--- BEGIN ---

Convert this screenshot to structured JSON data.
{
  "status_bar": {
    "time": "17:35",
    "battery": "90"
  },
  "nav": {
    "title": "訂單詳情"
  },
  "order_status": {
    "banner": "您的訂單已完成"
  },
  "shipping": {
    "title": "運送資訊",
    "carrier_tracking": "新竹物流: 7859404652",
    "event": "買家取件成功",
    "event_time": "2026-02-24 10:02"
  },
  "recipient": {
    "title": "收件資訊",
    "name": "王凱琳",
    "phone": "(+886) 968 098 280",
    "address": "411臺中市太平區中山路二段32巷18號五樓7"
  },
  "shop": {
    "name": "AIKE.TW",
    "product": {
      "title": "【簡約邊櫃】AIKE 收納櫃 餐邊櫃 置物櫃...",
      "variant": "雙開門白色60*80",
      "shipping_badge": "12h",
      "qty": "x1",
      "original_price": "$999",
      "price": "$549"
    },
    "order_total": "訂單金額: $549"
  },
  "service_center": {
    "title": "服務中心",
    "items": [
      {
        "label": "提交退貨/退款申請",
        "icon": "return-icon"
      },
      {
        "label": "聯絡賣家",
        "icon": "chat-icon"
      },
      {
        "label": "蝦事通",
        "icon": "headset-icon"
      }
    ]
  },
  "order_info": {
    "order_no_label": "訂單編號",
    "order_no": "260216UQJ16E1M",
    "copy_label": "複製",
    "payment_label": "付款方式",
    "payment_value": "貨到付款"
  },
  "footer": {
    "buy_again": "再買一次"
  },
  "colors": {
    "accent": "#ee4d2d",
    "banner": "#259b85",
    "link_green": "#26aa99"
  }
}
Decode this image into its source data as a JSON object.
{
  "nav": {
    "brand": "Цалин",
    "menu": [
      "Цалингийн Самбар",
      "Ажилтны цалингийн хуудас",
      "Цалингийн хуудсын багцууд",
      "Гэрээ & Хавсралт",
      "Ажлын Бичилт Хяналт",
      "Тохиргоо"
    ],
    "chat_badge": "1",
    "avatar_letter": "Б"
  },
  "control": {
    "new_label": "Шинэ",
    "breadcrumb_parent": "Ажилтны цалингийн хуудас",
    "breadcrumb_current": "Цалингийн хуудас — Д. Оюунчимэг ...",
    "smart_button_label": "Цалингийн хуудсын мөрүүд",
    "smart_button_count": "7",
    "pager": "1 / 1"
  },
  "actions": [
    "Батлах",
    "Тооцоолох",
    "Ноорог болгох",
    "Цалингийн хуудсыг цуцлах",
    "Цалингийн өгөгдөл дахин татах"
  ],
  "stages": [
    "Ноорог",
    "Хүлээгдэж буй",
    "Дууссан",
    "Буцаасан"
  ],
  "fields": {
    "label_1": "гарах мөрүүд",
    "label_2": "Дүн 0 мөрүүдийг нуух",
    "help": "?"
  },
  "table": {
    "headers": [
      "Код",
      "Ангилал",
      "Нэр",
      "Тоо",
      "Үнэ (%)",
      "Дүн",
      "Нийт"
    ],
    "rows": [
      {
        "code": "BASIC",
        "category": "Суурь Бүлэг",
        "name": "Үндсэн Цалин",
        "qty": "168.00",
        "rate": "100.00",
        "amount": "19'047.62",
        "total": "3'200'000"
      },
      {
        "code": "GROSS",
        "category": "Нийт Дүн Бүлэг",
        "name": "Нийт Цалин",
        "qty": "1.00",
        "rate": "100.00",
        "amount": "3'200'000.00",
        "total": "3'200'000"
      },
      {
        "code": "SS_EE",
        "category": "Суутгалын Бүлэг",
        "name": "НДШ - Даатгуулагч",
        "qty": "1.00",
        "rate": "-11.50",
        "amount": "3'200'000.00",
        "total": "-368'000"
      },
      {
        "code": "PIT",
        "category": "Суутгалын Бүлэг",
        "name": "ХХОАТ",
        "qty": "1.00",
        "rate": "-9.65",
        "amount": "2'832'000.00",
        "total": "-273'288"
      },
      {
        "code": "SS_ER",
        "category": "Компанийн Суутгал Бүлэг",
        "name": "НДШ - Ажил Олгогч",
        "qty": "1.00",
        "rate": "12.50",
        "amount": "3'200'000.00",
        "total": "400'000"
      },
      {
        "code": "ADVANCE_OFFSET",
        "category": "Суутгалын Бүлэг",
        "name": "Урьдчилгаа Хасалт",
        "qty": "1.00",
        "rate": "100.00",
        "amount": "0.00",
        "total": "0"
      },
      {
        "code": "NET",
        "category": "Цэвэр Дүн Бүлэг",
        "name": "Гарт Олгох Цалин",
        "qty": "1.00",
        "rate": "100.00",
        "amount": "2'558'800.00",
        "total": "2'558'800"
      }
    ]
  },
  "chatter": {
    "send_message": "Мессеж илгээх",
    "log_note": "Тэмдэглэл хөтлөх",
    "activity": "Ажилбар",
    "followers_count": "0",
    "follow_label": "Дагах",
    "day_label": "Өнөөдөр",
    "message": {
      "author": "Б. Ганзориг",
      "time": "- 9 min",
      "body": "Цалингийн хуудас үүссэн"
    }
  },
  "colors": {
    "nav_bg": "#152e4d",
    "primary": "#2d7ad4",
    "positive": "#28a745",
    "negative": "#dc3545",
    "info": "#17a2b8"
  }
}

--- END ---

### Short problem:
Transcribe the whole listing exactly.

### Written reply:
Convert this screenshot to structured JSON data.
{
  "status_bar": {
    "time": "17:35",
    "battery": "90"
  },
  "nav": {
    "title": "訂單詳情"
  },
  "order_status": {
    "banner": "您的訂單已完成"
  },
  "shipping": {
    "title": "運送資訊",
    "carrier_tracking": "新竹物流: 7859404652",
    "event": "買家取件成功",
    "event_time": "2026-02-24 10:02"
  },
  "recipient": {
    "title": "收件資訊",
    "name": "王凱琳",
    "phone": "(+886) 968 098 280",
    "address": "411臺中市太平區中山路二段32巷18號五樓7"
  },
  "shop": {
    "name": "AIKE.TW",
    "product": {
      "title": "【簡約邊櫃】AIKE 收納櫃 餐邊櫃 置物櫃...",
      "variant": "雙開門白色60*80",
      "shipping_badge": "12h",
      "qty": "x1",
      "original_price": "$999",
      "price": "$549"
    },
    "order_total": "訂單金額: $549"
  },
  "service_center": {
    "title": "服務中心",
    "items": [
      {
        "label": "提交退貨/退款申請",
        "icon": "return-icon"
      },
      {
        "label": "聯絡賣家",
        "icon": "chat-icon"
      },
      {
        "label": "蝦事通",
        "icon": "headset-icon"
      }
    ]
  },
  "order_info": {
    "order_no_label": "訂單編號",
    "order_no": "260216UQJ16E1M",
    "copy_label": "複製",
    "payment_label": "付款方式",
    "payment_value": "貨到付款"
  },
  "footer": {
    "buy_again": "再買一次"
  },
  "colors": {
    "accent": "#ee4d2d",
    "banner": "#259b85",
    "link_green": "#26aa99"
  }
}
Decode this image into its source data as a JSON object.
{
  "nav": {
    "brand": "Цалин",
    "menu": [
      "Цалингийн Самбар",
      "Ажилтны цалингийн хуудас",
      "Цалингийн хуудсын багцууд",
      "Гэрээ & Хавсралт",
      "Ажлын Бичилт Хяналт",
      "Тохиргоо"
    ],
    "chat_badge": "1",
    "avatar_letter": "Б"
  },
  "control": {
    "new_label": "Шинэ",
    "breadcrumb_parent": "Ажилтны цалингийн хуудас",
    "breadcrumb_current": "Цалингийн хуудас — Д. Оюунчимэг ...",
    "smart_button_label": "Цалингийн хуудсын мөрүүд",
    "smart_button_count": "7",
    "pager": "1 / 1"
  },
  "actions": [
    "Батлах",
    "Тооцоолох",
    "Ноорог болгох",
    "Цалингийн хуудсыг цуцлах",
    "Цалингийн өгөгдөл дахин татах"
  ],
  "stages": [
    "Ноорог",
    "Хүлээгдэж буй",
    "Дууссан",
    "Буцаасан"
  ],
  "fields": {
    "label_1": "гарах мөрүүд",
    "label_2": "Дүн 0 мөрүүдийг нуух",
    "help": "?"
  },
  "table": {
    "headers": [
      "Код",
      "Ангилал",
      "Нэр",
      "Тоо",
      "Үнэ (%)",
      "Дүн",
      "Нийт"
    ],
    "rows": [
      {
        "code": "BASIC",
        "category": "Суурь Бүлэг",
        "name": "Үндсэн Цалин",
        "qty": "168.00",
        "rate": "100.00",
        "amount": "19'047.62",
        "total": "3'200'000"
      },
      {
        "code": "GROSS",
        "category": "Нийт Дүн Бүлэг",
        "name": "Нийт Цалин",
        "qty": "1.00",
        "rate": "100.00",
        "amount": "3'200'000.00",
        "total": "3'200'000"
      },
      {
        "code": "SS_EE",
        "category": "Суутгалын Бүлэг",
        "name": "НДШ - Даатгуулагч",
        "qty": "1.00",
        "rate": "-11.50",
        "amount": "3'200'000.00",
        "total": "-368'000"
      },
      {
        "code": "PIT",
        "category": "Суутгалын Бүлэг",
        "name": "ХХОАТ",
        "qty": "1.00",
        "rate": "-9.65",
        "amount": "2'832'000.00",
        "total": "-273'288"
      },
      {
        "code": "SS_ER",
        "category": "Компанийн Суутгал Бүлэг",
        "name": "НДШ - Ажил Олгогч",
        "qty": "1.00",
        "rate": "12.50",
        "amount": "3'200'000.00",
        "total": "400'000"
      },
      {
        "code": "ADVANCE_OFFSET",
        "category": "Суутгалын Бүлэг",
        "name": "Урьдчилгаа Хасалт",
        "qty": "1.00",
        "rate": "100.00",
        "amount": "0.00",
        "total": "0"
      },
      {
        "code": "NET",
        "category": "Цэвэр Дүн Бүлэг",
        "name": "Гарт Олгох Цалин",
        "qty": "1.00",
        "rate": "100.00",
        "amount": "2'558'800.00",
        "total": "2'558'800"
      }
    ]
  },
  "chatter": {
    "send_message": "Мессеж илгээх",
    "log_note": "Тэмдэглэл хөтлөх",
    "activity": "Ажилбар",
    "followers_count": "0",
    "follow_label": "Дагах",
    "day_label": "Өнөөдөр",
    "message": {
      "author": "Б. Ганзориг",
      "time": "- 9 min",
      "body": "Цалингийн хуудас үүссэн"
    }
  },
  "colors": {
    "nav_bg": "#152e4d",
    "primary": "#2d7ad4",
    "positive": "#28a745",
    "negative": "#dc3545",
    "info": "#17a2b8"
  }
}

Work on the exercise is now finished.